* Work request *
Your task is to find every line in the records that holds the string "years" and copy it.

━━━━━ Listed entries ━━━━━

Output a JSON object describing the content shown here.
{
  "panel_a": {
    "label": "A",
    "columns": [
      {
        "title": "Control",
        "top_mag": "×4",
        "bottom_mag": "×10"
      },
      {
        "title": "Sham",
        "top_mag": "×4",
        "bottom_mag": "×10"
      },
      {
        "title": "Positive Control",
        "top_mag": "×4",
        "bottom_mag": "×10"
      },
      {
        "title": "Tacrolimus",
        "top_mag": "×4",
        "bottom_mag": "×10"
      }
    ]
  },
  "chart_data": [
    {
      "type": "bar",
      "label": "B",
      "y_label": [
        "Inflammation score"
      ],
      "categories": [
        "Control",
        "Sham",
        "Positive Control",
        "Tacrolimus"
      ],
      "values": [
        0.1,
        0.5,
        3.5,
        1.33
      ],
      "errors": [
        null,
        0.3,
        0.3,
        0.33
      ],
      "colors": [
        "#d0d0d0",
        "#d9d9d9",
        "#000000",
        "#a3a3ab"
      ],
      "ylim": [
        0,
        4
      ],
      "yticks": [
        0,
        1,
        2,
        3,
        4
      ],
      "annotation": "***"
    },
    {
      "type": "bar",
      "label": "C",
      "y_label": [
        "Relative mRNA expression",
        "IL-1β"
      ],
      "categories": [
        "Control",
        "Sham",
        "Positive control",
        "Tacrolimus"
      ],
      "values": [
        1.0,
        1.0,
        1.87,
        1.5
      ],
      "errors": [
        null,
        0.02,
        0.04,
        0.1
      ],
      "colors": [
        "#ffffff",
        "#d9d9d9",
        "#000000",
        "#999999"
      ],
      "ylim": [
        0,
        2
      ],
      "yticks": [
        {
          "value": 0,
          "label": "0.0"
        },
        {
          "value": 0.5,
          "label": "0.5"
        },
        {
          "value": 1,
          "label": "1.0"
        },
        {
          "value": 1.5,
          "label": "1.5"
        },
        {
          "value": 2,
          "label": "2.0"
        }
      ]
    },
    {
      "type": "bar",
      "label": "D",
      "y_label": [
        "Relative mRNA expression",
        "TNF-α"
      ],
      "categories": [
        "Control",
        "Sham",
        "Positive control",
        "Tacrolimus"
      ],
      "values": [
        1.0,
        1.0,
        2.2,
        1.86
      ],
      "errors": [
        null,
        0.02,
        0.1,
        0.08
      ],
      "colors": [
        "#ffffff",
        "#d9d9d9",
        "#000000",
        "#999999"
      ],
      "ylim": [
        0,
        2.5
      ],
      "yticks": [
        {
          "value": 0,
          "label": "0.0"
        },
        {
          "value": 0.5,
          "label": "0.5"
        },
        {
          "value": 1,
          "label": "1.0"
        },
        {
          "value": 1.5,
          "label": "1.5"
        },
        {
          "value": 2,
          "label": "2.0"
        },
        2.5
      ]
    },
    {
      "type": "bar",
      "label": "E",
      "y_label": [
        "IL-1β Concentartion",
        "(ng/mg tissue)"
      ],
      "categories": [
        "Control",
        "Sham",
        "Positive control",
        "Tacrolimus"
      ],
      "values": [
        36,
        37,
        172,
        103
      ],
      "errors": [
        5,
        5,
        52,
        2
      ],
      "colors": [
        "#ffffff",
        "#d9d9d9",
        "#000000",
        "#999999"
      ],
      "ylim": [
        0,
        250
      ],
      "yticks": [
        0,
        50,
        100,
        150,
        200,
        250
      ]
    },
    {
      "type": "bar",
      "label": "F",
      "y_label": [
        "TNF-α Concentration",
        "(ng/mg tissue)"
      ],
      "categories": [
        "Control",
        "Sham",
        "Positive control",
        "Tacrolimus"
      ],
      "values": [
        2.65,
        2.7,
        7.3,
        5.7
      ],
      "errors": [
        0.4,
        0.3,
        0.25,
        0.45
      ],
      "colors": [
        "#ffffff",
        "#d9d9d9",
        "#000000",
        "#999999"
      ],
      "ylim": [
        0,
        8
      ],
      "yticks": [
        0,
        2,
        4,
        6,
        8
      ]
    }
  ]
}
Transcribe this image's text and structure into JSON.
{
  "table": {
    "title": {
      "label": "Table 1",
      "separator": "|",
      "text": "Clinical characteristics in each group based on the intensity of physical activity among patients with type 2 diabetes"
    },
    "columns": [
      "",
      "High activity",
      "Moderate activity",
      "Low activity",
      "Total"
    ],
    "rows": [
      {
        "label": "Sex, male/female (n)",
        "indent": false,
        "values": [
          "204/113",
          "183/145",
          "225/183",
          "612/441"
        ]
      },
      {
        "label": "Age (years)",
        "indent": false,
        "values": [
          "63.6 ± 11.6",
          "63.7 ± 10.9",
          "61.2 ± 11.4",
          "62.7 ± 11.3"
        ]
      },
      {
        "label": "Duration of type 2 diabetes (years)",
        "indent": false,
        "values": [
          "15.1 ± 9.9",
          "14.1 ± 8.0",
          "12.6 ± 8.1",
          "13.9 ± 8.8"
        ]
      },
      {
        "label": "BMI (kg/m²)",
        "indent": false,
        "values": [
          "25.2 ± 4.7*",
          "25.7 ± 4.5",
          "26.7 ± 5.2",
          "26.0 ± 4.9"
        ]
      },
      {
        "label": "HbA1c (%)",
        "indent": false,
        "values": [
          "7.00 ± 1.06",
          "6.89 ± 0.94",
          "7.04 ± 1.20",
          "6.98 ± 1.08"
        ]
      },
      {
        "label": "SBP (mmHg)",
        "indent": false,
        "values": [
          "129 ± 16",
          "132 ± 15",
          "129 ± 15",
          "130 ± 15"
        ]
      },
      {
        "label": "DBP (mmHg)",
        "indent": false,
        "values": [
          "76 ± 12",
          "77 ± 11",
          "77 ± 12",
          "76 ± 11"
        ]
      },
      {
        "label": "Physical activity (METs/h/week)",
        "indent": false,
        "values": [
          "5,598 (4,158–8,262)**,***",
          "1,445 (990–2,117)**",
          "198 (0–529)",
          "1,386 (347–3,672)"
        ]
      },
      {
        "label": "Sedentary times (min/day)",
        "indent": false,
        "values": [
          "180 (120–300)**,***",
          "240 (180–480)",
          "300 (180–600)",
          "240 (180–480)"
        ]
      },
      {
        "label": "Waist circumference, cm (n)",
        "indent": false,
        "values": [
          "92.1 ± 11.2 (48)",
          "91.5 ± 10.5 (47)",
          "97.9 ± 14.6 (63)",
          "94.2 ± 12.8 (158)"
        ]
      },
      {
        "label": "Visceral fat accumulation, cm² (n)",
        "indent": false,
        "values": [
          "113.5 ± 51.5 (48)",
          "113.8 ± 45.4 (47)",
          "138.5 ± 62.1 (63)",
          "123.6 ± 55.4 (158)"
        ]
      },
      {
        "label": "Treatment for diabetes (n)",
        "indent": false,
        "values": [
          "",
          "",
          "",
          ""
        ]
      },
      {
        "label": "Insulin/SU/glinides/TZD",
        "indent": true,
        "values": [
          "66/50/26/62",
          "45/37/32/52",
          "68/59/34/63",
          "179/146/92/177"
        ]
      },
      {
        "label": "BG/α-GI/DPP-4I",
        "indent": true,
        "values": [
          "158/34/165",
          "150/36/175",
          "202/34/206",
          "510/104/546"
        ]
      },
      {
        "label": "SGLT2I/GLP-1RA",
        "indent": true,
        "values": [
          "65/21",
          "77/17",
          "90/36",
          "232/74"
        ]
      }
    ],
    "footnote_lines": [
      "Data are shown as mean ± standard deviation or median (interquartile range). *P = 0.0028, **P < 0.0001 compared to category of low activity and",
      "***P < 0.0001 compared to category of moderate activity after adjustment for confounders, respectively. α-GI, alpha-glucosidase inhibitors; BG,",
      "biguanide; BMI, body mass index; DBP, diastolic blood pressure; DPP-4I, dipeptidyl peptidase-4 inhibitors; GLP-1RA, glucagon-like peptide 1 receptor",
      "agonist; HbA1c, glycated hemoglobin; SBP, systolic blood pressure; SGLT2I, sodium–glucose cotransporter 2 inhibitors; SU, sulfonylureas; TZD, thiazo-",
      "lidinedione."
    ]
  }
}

━━━━━

* Written solution *
        "label": "Age (years)",
        "label": "Duration of type 2 diabetes (years)",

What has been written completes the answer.